▸ **STATED EXERCISE**: Pictures do not belong in the copy; transcribe everything else in the records exactly.

START EXCERPTED DATA

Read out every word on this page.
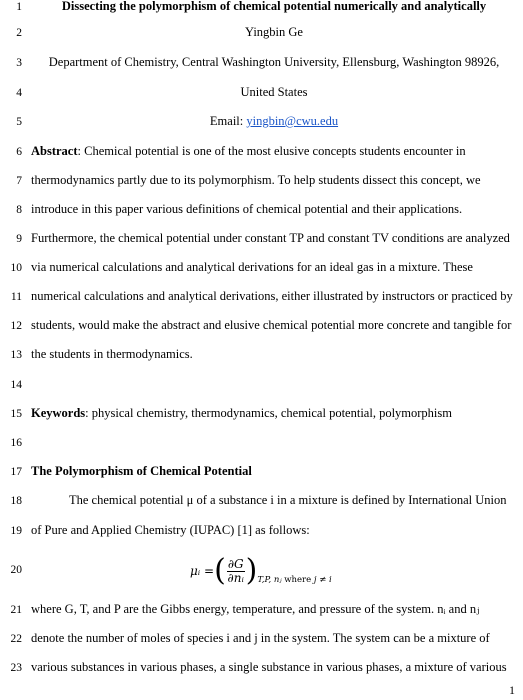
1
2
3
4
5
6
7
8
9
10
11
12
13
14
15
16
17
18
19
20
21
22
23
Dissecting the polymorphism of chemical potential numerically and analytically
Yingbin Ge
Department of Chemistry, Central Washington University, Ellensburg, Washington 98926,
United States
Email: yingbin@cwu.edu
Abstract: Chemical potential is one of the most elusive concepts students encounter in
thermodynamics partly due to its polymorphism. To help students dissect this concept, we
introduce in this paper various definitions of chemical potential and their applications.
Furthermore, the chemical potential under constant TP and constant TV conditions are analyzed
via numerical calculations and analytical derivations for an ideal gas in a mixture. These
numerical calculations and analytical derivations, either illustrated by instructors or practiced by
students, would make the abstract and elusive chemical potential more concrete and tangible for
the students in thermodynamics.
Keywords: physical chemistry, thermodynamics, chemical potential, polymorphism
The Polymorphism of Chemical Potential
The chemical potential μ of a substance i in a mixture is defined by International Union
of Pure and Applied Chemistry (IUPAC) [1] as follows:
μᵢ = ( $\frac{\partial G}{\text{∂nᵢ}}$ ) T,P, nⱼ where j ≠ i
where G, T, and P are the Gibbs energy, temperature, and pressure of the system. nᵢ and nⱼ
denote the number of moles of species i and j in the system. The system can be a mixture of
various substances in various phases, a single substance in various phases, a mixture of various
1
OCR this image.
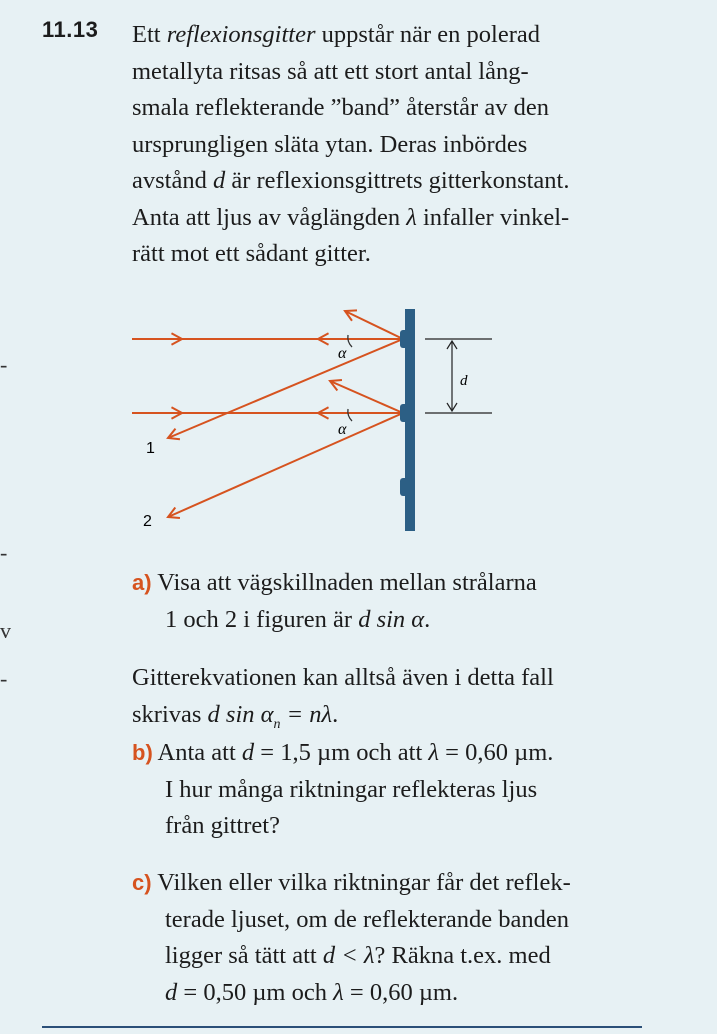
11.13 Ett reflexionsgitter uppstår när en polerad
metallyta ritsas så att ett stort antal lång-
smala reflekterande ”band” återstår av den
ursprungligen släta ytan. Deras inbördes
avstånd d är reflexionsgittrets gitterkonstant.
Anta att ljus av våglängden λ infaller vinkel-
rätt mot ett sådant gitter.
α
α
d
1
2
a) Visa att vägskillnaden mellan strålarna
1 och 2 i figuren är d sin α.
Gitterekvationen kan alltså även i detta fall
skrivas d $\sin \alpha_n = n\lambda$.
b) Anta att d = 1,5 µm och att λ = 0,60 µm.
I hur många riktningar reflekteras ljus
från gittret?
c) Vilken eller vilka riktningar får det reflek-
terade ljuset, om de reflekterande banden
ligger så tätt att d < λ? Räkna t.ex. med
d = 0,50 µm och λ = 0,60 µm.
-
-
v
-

END EXCERPTED DATA

▸ **THE OUTPUT**:
Read out every word on this page.
1
2
3
4
5
6
7
8
9
10
11
12
13
14
15
16
17
18
19
20
21
22
23
Dissecting the polymorphism of chemical potential numerically and analytically
Yingbin Ge
Department of Chemistry, Central Washington University, Ellensburg, Washington 98926,
United States
Email: yingbin@cwu.edu
Abstract: Chemical potential is one of the most elusive concepts students encounter in
thermodynamics partly due to its polymorphism. To help students dissect this concept, we
introduce in this paper various definitions of chemical potential and their applications.
Furthermore, the chemical potential under constant TP and constant TV conditions are analyzed
via numerical calculations and analytical derivations for an ideal gas in a mixture. These
numerical calculations and analytical derivations, either illustrated by instructors or practiced by
students, would make the abstract and elusive chemical potential more concrete and tangible for
the students in thermodynamics.
Keywords: physical chemistry, thermodynamics, chemical potential, polymorphism
The Polymorphism of Chemical Potential
The chemical potential μ of a substance i in a mixture is defined by International Union
of Pure and Applied Chemistry (IUPAC) [1] as follows:
μᵢ = ( $\frac{\partial G}{\text{∂nᵢ}}$ ) T,P, nⱼ where j ≠ i
where G, T, and P are the Gibbs energy, temperature, and pressure of the system. nᵢ and nⱼ
denote the number of moles of species i and j in the system. The system can be a mixture of
various substances in various phases, a single substance in various phases, a mixture of various
1
OCR this image.
11.13 Ett reflexionsgitter uppstår när en polerad
metallyta ritsas så att ett stort antal lång-
smala reflekterande ”band” återstår av den
ursprungligen släta ytan. Deras inbördes
avstånd d är reflexionsgittrets gitterkonstant.
Anta att ljus av våglängden λ infaller vinkel-
rätt mot ett sådant gitter.
α
α
d
1
2
a) Visa att vägskillnaden mellan strålarna
1 och 2 i figuren är d sin α.
Gitterekvationen kan alltså även i detta fall
skrivas d $\sin \alpha_n = n\lambda$.
b) Anta att d = 1,5 µm och att λ = 0,60 µm.
I hur många riktningar reflekteras ljus
från gittret?
c) Vilken eller vilka riktningar får det reflek-
terade ljuset, om de reflekterande banden
ligger så tätt att d < λ? Räkna t.ex. med
d = 0,50 µm och λ = 0,60 µm.
-
-
v
-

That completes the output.